__EXTRAHIERTER TEXT__.
Wirtschaftliche Bedeutung
Weltstädte im wirtschaftlichen Sinne sind vorwiegend Metropolen die eine hohe Anzahl an global agierenden Konzernen aufweisen. Es sind zumeist Zentren der unterschiedlichsten Industriezweige und insbesondere der hochbezahlten Finanz- und Dienstleistungswirtschaft. Eine überdurchschnittliche Pro-Kopf-Wirtschaftsleistung im nationalen und internationalen Vergleichsrahmen sind hierfür Indizien.
Die drei größten Wirtschaftsregionen der hochentwickelten Welt (Ostasien, Europa, Nordamerika) haben hier jeweils eine führende Metropole herausgebildet (Tokio, London und New York, siehe hierzu Saskia Sassens Global City-Theorie). Ergänzende Finanzzentren mit immer noch überragender internationaler Bedeutung sind Hongkong, Taipeh, Singapur, Seoul und Sydney im pazifischen Raum; Frankfurt am Main, Paris, Mailand, Madrid, Amsterdam und Zürich in Europa sowie Chicago und Toronto in Nordamerika. Auch in wirtschaftlichen Schwellenländern haben sich wichtige Finanzzentren entwickelt, deren Börsenhandelsvolumen aber mit Ausnahme von Mexiko-Stadt und Shanghai noch nicht an die etablierten Metropolen herankommt, etwa Mumbai (Bombay), Moskau, Istanbul, Bangkok oder São Paulo.
Aufgrund der großen wechselseitigen Verflechtung der Weltwirtschaft sind die Finanzmetropolen meist auch bedeutende Verkehrsknotenpunkte, vor allem im Flugverkehr. Eine erste Definition von Weltstädten im wirtschaftlichen Sinne unter Berücksichtigung und Miteinbeziehung der Erkenntnisse anderer Geografen und Ökonomen lieferte 1986 John Friedmann, der hierbei seine World City Theorie erstellte und seither auch mehrmals aktualisierte.
Kulturelle Bedeutung
Weltstädte im kulturellen Sinne sind wesentlich schwerer objektiv zu identifizieren, da es wenig quantifizierbaren Indikatoren gibt (wie Regierungs- oder Konzernsitze, Fluggastzahlen oder das Handelsvolumen der Wertpapierbörse). Kulturmetropolen haben z.B. zentrale Funktionen für das Verbreitungsgebiet einer Weltsprache wie London, New York und Los Angeles für große Teile der anglophonen Welt, Mexiko-Stadt, Buenos Aires und Madrid für Lateinamerika, Paris für große Teile des frankophonen Afrikas und Kairo für die arabische Welt. Weltstädte mit kulturellem Schwerpunkt sind Anziehungspunkt für Künstler und Kulturschaffende wie zum Beispiel Berlin, Ort hoher touristischer Attraktivität und Standort wichtiger Institutionen (Museen, Theater, jährliche Festivals u. a.) von überragender Bedeutung oder Wegbereiter kultureller Entwicklungen.

[Positionsdaten der Elemente]
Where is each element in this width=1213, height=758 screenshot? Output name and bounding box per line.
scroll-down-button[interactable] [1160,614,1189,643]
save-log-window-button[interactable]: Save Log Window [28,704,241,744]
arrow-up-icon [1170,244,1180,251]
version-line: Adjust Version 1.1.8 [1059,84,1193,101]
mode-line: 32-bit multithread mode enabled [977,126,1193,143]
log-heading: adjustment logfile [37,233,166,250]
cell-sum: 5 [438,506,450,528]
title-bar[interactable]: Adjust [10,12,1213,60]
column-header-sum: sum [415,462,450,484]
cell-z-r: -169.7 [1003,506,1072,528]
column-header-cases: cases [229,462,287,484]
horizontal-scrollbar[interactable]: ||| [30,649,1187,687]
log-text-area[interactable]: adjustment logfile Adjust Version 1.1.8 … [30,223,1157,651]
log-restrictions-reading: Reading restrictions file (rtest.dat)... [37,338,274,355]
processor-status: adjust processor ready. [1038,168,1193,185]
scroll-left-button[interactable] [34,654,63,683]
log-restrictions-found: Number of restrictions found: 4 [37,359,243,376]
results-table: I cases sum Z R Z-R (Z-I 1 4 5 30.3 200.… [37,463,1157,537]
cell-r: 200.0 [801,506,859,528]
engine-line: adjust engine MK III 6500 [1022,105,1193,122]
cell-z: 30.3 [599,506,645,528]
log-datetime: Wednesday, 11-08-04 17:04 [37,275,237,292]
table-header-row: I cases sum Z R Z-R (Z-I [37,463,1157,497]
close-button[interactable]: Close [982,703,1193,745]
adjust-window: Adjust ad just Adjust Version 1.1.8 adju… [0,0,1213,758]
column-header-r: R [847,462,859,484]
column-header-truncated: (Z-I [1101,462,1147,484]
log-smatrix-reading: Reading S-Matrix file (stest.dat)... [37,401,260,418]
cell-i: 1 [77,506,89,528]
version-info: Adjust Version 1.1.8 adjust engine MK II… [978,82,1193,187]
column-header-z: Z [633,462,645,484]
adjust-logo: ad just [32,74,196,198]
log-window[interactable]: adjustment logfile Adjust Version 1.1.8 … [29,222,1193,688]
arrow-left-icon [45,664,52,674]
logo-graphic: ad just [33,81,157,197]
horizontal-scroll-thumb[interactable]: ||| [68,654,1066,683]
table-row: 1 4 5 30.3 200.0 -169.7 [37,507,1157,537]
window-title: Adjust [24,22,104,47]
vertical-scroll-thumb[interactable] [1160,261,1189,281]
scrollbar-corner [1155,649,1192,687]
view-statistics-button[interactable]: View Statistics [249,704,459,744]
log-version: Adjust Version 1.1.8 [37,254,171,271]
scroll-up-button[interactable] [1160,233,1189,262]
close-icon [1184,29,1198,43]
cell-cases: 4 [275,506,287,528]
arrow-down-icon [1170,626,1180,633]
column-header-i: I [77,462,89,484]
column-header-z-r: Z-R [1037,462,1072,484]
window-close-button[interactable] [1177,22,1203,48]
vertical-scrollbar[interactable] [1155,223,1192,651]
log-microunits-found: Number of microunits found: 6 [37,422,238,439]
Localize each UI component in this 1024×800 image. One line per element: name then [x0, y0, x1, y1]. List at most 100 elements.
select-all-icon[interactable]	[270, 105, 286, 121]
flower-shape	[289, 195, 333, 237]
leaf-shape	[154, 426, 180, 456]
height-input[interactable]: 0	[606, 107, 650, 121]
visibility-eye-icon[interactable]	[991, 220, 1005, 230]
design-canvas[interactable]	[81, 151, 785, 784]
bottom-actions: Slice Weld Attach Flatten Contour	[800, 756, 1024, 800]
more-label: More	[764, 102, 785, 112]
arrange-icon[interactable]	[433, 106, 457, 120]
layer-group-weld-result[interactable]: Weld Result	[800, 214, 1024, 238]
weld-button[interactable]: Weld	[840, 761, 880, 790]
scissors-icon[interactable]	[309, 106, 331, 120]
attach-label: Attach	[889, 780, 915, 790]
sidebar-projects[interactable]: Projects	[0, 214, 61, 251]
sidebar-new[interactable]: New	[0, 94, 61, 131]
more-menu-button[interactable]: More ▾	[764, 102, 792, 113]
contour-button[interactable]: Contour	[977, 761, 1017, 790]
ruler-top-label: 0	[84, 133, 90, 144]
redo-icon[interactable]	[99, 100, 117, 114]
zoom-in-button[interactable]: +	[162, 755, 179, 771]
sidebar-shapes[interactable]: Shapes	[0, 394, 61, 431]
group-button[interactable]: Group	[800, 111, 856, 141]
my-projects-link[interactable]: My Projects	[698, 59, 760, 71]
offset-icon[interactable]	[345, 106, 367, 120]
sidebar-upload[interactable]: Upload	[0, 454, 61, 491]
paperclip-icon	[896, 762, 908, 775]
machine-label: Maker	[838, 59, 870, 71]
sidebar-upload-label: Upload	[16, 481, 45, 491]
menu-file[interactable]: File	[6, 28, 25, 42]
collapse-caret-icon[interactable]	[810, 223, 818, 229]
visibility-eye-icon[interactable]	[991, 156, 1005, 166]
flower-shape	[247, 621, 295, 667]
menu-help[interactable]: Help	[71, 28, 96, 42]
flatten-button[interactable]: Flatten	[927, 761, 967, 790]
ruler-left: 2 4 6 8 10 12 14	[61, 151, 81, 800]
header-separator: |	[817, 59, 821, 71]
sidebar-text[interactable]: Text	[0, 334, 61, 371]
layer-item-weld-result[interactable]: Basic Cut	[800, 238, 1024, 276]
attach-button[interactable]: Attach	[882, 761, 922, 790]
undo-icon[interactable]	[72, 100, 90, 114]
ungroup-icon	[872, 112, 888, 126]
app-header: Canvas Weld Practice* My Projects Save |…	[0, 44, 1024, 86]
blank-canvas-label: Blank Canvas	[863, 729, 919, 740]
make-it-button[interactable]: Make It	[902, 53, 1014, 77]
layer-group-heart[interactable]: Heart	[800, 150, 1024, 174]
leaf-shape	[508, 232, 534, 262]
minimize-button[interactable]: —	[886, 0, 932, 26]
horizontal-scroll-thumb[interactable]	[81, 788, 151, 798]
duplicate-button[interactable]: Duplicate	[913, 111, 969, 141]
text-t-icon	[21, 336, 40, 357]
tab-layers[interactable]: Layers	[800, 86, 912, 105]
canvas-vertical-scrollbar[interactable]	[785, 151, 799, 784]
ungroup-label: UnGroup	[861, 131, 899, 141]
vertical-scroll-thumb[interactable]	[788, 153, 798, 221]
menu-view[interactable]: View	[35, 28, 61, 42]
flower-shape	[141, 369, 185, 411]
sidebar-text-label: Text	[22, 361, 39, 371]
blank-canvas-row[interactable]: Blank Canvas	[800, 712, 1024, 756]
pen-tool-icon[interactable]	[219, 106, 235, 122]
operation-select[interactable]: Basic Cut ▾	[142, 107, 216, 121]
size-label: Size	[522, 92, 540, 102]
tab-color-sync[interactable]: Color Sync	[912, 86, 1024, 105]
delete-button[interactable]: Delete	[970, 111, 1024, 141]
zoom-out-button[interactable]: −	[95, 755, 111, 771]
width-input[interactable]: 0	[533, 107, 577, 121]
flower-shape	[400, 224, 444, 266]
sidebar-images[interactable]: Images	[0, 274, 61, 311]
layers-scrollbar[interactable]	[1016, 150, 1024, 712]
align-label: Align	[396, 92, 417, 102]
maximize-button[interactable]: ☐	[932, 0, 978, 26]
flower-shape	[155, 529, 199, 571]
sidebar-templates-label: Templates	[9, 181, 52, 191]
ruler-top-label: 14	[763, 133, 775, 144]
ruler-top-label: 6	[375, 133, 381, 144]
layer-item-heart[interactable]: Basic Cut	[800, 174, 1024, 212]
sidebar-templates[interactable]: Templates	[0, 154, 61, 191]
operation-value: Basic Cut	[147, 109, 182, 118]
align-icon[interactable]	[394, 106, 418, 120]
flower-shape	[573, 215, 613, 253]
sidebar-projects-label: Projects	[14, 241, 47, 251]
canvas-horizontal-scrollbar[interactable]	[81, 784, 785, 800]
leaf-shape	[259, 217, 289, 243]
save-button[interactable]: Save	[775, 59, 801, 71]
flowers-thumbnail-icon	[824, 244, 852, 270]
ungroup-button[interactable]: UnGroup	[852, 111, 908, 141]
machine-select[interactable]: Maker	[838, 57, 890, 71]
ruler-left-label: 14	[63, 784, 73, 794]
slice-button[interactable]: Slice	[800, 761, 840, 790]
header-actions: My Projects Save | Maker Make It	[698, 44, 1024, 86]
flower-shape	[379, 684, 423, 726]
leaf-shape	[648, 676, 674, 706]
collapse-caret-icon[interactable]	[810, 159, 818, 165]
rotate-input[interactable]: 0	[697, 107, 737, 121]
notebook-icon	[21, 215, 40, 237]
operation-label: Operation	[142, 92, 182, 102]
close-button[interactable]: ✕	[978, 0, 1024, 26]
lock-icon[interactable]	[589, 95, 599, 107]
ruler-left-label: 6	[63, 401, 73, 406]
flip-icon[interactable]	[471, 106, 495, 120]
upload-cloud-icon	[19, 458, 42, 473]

__AUFGABEN__.
#1 Nenne alle Städte, die der Text über Weltstädte als ergänzende Finanzzentren mit überragender internationaler Bedeutung in Europa aufführt.
#2 Setze den Text über Weltstädte im Anschluss an seinen letzten Satz fort.
Die Zeilen spielen hierfür keine Rolle.

__LÖSUNGEN__.
#1 Frankfurt am Main, Paris, Mailand, Madrid, Amsterdam und Zürich

#2
Zu den Städten mit kulturellem Fokus zählen außerdem Zentren in denen Kulturgüter wie Mode, Film, Musik, Kunst, Architektur oder auch Videospiele produziert werden. Hier können beispielhaft Mailand als Modezentrum oder Mumbai als Filmstadt (Bollywood) genannt werden. Übergreifende Sportereignisse wie Olympische Spiele und Weltmeisterschaften sowie ansässige Sportvereine von internationaler Bedeutung (Real Madrid, Los Angeles Lakers) tragen zum kulturellen Renommee einer Stadt bei. Eine besondere Gruppe bilden religiöse Zentren globaler Bedeutung wie Jerusalem, Rom oder Mekka. Metropolen von weltweiter Bedeutung weisen nicht selten eine hohe Konzentration an Hochschulen, Universitäten und Forschungsinstitutionen auf.
Die internationale Präsenz einer Weltstadt findet sich in einem hohen Bekanntheitsgrad wieder, der auf eine wiederkehrende mediale Verbreitung rückschließen lässt. Der Bekanntheitsgrad einer Weltstadt wird zudem durch die historische Bedeutung abgeleitet. So sind das „alte Rom“, das „antike Athen“, oder das „geteilte Berlin“ global bekannte Begriffe der Geschichtsschreibung.
Definitionen
Global City
In der Anthropogeographie wird häufig der erstmals 1991 von Prof. Saskia Sassen geprägte Begriff der Global City benutzt. Hier wird er eher als globales wirtschaftliches Zentrum verstanden. Die Weltstadt hingegen wird als ein traditionell politisch-kulturelles, kosmopolitisches Zentrum von weltweiter Bedeutung gesehen. Beide Stadttypen schließen sich nicht gegenseitig aus, Städte sind oftmals beides. Die richtige Übersetzung des Begriffs Weltstadt im Englischen lautet daher cosmopolitan city. Es deutet sich jedoch eine gewisse Änderung im wissenschaftlichen Sprachgebrauch an: Die GaWC-Studie von 2004 benutzt die Bezeichnung Global Cities (Globalstadt) nun nicht mehr in einem auf Wirtschaft fixierten Sinne, sondern kennzeichnet damit eine Spitzengruppe unter den „World Cities“, die den „Weltstädten“ im Deutschen auch inhaltlich entsprechen.
Metropole
Der Begriff Metropole wird häufig synonym zu „Weltstadt“ benutzt, aber auch in Bezug auf kleinere Städte, die in einem bestimmten Teilraum oder einer bestimmten Branche wichtige zentrale Funktionen innehaben. Der Begriff (griechisch für „Mutterstadt“) ist also doppeldeutig und bezieht sich nicht notwendigerweise auf das globale Städtesystem.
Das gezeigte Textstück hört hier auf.